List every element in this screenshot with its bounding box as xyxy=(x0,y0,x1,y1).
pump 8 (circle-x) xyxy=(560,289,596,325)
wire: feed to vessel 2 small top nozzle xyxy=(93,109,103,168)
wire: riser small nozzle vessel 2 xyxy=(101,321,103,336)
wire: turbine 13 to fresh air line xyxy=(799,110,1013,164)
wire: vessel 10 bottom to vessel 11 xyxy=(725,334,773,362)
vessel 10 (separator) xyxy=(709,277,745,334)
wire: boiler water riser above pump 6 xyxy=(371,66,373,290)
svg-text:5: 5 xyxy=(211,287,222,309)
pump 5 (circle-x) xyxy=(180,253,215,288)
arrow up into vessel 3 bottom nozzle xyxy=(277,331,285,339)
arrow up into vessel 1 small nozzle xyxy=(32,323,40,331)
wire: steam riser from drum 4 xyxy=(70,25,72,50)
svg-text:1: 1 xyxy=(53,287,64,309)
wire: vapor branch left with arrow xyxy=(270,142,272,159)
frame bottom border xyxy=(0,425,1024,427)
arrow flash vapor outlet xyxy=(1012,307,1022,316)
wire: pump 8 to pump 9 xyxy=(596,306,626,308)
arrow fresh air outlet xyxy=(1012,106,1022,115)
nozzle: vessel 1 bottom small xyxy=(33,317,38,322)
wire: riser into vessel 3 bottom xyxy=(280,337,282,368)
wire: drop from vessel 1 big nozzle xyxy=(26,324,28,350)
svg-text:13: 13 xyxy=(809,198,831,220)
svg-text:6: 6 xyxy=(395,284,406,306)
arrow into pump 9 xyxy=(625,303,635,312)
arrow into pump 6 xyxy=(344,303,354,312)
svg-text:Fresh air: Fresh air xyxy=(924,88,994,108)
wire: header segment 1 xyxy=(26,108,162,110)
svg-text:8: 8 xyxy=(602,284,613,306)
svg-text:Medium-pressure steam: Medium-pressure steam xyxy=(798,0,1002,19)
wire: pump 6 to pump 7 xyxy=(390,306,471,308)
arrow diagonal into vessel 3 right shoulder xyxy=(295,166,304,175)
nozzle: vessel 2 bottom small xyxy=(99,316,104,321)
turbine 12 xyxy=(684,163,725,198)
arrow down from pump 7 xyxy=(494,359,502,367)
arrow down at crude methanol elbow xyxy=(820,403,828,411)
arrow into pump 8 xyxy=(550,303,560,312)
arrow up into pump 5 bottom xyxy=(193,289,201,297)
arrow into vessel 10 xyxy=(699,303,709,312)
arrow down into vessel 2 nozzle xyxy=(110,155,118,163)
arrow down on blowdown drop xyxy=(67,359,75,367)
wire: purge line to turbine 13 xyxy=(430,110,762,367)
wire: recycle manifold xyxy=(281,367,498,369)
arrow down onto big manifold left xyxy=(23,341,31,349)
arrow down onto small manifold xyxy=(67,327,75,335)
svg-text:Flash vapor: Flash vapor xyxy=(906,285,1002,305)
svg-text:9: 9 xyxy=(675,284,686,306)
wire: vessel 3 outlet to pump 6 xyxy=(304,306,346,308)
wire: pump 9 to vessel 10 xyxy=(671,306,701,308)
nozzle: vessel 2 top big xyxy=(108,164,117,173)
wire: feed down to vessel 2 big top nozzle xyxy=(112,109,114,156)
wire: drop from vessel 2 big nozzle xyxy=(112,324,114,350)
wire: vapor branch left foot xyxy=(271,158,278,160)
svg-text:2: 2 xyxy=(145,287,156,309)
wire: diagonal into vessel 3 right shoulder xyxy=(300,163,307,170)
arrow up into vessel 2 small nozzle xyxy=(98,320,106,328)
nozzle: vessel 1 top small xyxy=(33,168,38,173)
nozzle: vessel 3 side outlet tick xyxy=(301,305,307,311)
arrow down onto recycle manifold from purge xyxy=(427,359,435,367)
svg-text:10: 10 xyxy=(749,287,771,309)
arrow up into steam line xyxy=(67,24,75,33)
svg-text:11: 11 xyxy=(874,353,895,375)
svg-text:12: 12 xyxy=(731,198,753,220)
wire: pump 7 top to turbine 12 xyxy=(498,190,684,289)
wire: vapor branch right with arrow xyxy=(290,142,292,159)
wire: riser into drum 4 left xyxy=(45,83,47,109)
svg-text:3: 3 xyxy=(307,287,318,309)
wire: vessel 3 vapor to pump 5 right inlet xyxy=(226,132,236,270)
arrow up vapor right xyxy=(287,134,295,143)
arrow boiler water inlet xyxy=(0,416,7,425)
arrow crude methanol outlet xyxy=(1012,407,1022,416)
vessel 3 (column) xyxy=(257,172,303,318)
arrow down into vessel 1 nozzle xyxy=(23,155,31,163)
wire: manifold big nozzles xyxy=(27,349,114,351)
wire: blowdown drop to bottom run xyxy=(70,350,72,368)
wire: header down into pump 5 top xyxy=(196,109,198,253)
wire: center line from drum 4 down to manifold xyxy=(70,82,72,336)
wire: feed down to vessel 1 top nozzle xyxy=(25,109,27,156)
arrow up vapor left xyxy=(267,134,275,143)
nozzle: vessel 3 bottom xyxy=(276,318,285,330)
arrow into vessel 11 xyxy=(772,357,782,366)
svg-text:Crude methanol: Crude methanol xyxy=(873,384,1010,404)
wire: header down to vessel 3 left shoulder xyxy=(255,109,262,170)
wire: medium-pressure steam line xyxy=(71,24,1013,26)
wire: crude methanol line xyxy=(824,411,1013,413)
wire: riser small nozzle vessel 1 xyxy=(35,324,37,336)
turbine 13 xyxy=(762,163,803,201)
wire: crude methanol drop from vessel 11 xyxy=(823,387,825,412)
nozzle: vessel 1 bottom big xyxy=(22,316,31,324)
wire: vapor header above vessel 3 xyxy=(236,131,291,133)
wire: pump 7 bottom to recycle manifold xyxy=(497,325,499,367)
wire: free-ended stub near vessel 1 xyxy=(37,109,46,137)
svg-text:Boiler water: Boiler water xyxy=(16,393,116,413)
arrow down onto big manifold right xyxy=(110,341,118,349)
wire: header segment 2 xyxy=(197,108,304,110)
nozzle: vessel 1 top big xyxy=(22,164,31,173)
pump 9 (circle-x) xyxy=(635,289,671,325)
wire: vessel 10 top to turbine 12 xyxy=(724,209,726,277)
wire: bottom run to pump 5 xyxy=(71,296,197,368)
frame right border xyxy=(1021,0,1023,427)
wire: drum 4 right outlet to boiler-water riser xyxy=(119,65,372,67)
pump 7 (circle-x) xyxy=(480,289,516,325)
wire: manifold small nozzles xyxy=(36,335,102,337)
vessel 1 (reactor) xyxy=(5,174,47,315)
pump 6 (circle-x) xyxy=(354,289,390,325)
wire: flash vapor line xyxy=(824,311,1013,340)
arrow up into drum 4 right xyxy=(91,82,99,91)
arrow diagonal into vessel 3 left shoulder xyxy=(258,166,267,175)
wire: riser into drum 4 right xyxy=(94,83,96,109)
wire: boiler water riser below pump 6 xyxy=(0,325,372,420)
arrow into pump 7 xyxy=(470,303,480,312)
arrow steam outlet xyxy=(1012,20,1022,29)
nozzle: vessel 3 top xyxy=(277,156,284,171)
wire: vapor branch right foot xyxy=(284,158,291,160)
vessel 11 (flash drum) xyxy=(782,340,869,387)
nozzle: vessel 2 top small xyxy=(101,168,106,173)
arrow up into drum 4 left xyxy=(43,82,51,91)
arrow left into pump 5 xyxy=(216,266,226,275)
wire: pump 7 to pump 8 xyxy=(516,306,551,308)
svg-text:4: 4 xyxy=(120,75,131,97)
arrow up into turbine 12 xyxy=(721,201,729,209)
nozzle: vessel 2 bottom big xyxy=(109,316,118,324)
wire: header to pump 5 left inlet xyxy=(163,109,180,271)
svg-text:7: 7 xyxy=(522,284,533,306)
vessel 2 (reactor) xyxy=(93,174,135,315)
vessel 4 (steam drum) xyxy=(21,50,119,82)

────────────────

What the task requires:
Convert the lines of the material from its first line through the line containing "wire: turbine 13", both included, into a JSON list of strings with one string per line. Omit any blank lines.

The output:
[
  "List every element in this screenshot with its bounding box as xyxy=(x0,y0,x1,y1).",
  "pump 8 (circle-x) xyxy=(560,289,596,325)",
  "wire: feed to vessel 2 small top nozzle xyxy=(93,109,103,168)",
  "wire: riser small nozzle vessel 2 xyxy=(101,321,103,336)",
  "wire: turbine 13 to fresh air line xyxy=(799,110,1013,164)"
]